## EXERCISE PROMPT
Copy all lines that contain the word "listening".

## Dataset records on visual material
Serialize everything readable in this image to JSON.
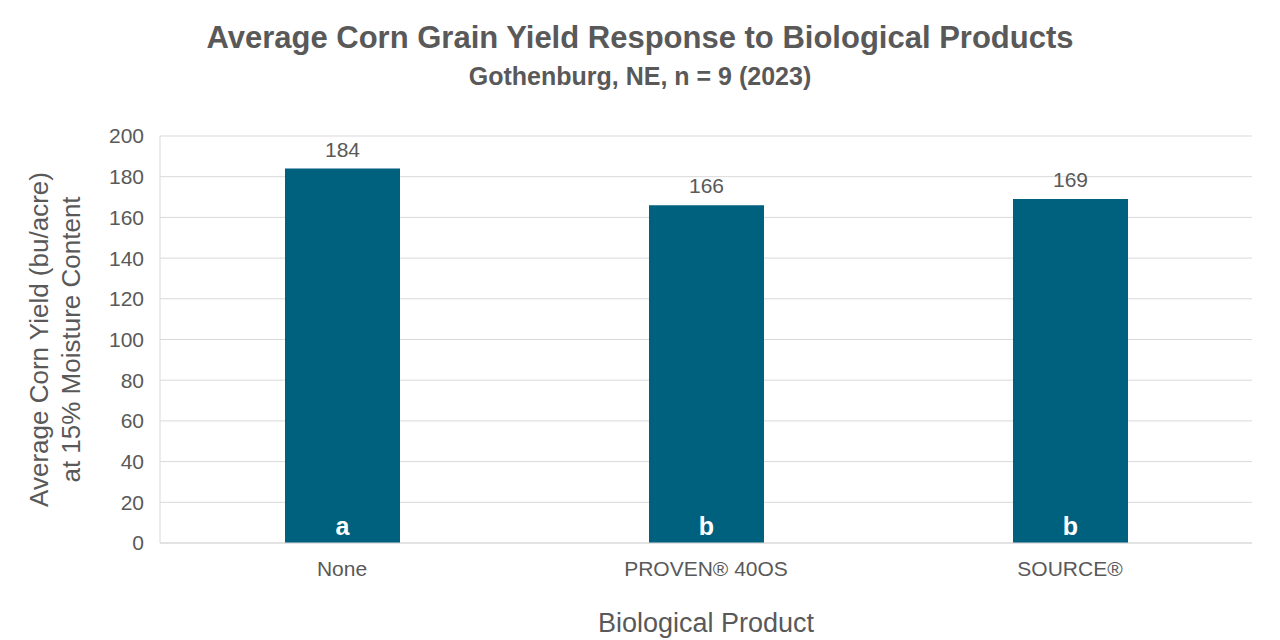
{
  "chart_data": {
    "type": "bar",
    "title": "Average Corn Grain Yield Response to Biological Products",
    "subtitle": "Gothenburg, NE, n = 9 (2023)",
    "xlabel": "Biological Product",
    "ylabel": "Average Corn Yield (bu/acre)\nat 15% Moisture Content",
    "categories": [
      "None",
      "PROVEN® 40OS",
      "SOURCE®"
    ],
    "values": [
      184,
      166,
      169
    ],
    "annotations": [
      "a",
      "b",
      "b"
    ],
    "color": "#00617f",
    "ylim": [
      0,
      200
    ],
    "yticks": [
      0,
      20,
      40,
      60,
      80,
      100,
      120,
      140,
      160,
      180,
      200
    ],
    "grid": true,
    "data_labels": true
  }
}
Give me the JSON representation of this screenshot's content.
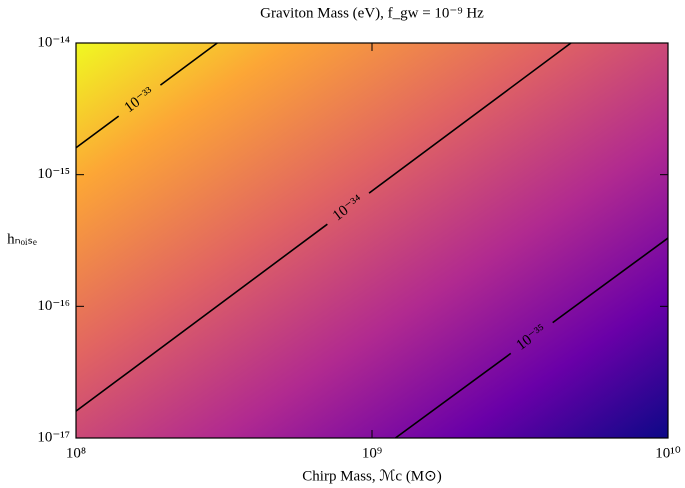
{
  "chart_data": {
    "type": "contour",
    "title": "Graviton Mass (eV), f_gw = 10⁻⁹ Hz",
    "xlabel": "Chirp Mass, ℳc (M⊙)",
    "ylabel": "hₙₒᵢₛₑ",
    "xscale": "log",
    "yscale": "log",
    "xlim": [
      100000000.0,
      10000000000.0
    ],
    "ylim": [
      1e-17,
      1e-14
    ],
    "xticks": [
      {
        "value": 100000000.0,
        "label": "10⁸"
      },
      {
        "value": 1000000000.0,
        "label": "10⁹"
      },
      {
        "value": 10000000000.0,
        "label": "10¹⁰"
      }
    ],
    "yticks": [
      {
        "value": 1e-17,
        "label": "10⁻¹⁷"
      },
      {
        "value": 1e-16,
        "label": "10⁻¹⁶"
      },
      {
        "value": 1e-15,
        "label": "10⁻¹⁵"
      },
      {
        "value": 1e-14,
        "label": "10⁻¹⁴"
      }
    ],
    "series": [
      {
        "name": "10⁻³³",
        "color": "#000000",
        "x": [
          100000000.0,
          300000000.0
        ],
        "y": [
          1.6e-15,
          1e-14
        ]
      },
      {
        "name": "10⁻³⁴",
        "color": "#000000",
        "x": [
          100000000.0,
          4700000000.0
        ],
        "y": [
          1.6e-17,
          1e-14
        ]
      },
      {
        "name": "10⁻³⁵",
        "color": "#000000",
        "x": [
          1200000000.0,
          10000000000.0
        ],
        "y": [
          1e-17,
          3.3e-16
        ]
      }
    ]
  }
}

--

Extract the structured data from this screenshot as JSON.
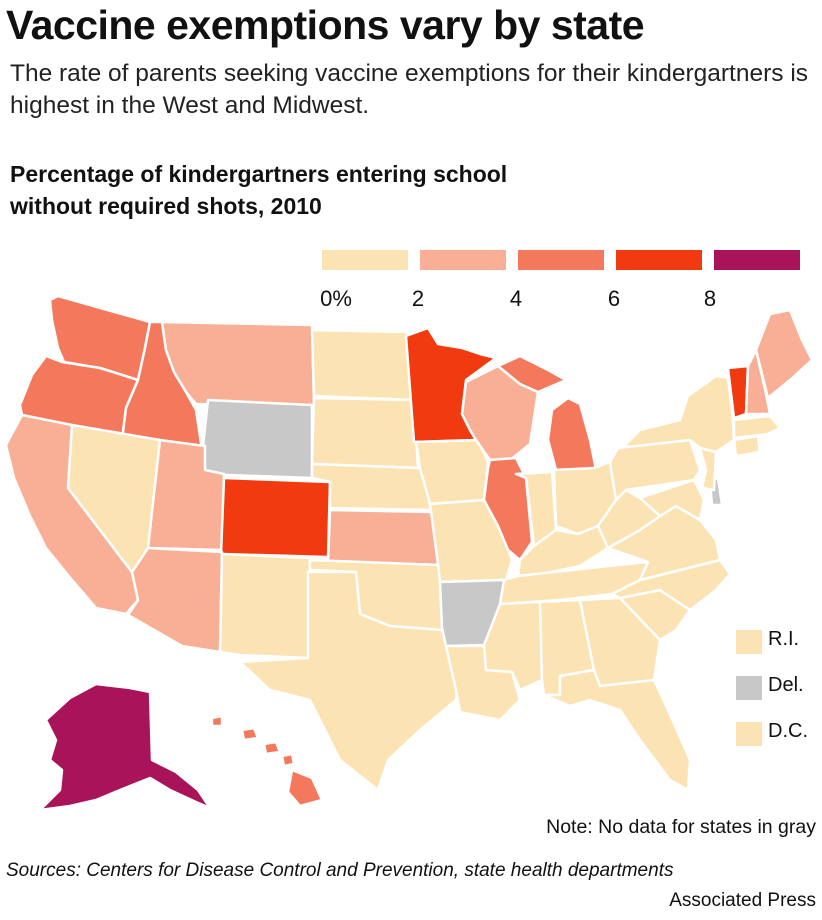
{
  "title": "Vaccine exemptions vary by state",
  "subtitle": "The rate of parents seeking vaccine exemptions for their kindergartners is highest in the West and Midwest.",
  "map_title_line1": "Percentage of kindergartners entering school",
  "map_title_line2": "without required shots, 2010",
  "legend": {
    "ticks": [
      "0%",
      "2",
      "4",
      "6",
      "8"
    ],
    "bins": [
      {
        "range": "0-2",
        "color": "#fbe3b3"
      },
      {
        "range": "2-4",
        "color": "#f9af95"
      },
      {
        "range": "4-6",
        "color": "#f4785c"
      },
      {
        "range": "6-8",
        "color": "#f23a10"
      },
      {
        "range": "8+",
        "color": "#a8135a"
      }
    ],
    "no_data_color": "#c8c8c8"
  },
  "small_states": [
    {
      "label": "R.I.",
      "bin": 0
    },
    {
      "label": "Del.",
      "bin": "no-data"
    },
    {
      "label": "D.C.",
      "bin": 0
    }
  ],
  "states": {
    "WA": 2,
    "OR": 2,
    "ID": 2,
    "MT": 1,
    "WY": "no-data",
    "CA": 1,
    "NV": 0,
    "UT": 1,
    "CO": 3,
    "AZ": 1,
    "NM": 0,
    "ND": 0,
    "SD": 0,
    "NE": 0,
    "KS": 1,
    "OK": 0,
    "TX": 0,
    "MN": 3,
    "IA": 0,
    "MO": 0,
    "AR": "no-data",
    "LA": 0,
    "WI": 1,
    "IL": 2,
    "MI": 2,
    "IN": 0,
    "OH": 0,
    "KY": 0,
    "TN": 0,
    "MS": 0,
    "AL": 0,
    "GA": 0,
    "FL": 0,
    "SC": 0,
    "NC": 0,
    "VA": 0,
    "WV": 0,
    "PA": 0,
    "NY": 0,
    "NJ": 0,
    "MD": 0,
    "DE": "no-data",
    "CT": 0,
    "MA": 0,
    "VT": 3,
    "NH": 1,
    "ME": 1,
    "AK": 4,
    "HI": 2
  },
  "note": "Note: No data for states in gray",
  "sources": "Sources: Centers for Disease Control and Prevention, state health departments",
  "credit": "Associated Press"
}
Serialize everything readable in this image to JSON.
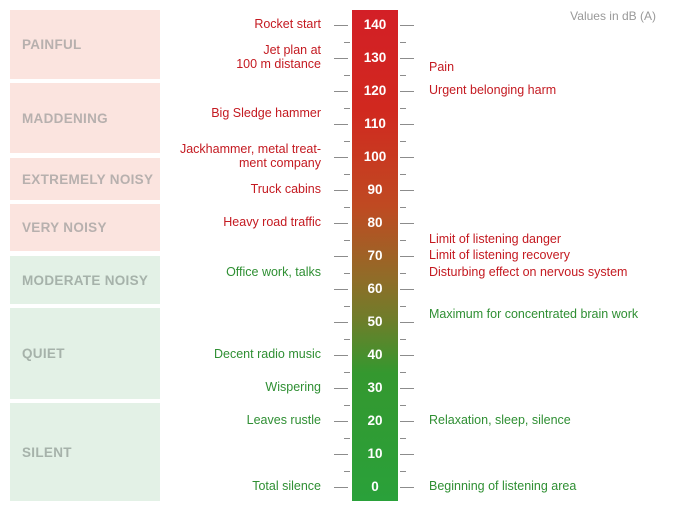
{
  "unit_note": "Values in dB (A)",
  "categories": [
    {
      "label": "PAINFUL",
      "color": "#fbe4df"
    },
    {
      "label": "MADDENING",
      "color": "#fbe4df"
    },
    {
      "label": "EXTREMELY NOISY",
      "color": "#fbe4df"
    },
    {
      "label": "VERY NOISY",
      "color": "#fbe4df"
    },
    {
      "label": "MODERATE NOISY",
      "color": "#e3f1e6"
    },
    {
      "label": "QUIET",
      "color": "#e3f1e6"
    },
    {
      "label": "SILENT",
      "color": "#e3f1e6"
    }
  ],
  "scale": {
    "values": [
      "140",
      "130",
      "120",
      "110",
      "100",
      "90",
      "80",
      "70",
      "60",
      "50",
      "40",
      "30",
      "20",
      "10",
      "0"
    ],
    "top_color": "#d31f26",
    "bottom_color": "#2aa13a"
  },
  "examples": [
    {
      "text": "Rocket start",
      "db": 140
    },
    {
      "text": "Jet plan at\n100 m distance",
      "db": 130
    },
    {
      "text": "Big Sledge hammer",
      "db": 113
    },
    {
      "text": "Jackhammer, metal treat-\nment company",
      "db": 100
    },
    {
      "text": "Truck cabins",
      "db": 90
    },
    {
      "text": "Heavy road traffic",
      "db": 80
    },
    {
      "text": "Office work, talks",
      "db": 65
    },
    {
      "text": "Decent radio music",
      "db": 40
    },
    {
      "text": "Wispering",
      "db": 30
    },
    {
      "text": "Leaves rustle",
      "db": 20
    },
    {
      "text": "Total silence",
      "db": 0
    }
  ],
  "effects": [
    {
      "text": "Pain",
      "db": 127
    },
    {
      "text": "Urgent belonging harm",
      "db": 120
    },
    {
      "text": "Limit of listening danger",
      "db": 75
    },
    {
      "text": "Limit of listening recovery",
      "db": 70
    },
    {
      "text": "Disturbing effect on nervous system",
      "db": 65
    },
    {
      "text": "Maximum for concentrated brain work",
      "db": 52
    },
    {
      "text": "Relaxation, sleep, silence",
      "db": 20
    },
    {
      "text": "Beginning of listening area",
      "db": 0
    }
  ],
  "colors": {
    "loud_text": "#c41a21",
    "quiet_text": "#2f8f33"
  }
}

## ANSWER TO THIS EXERCISE
      "text": "Limit of listening danger",
      "text": "Limit of listening recovery",
      "text": "Beginning of listening area",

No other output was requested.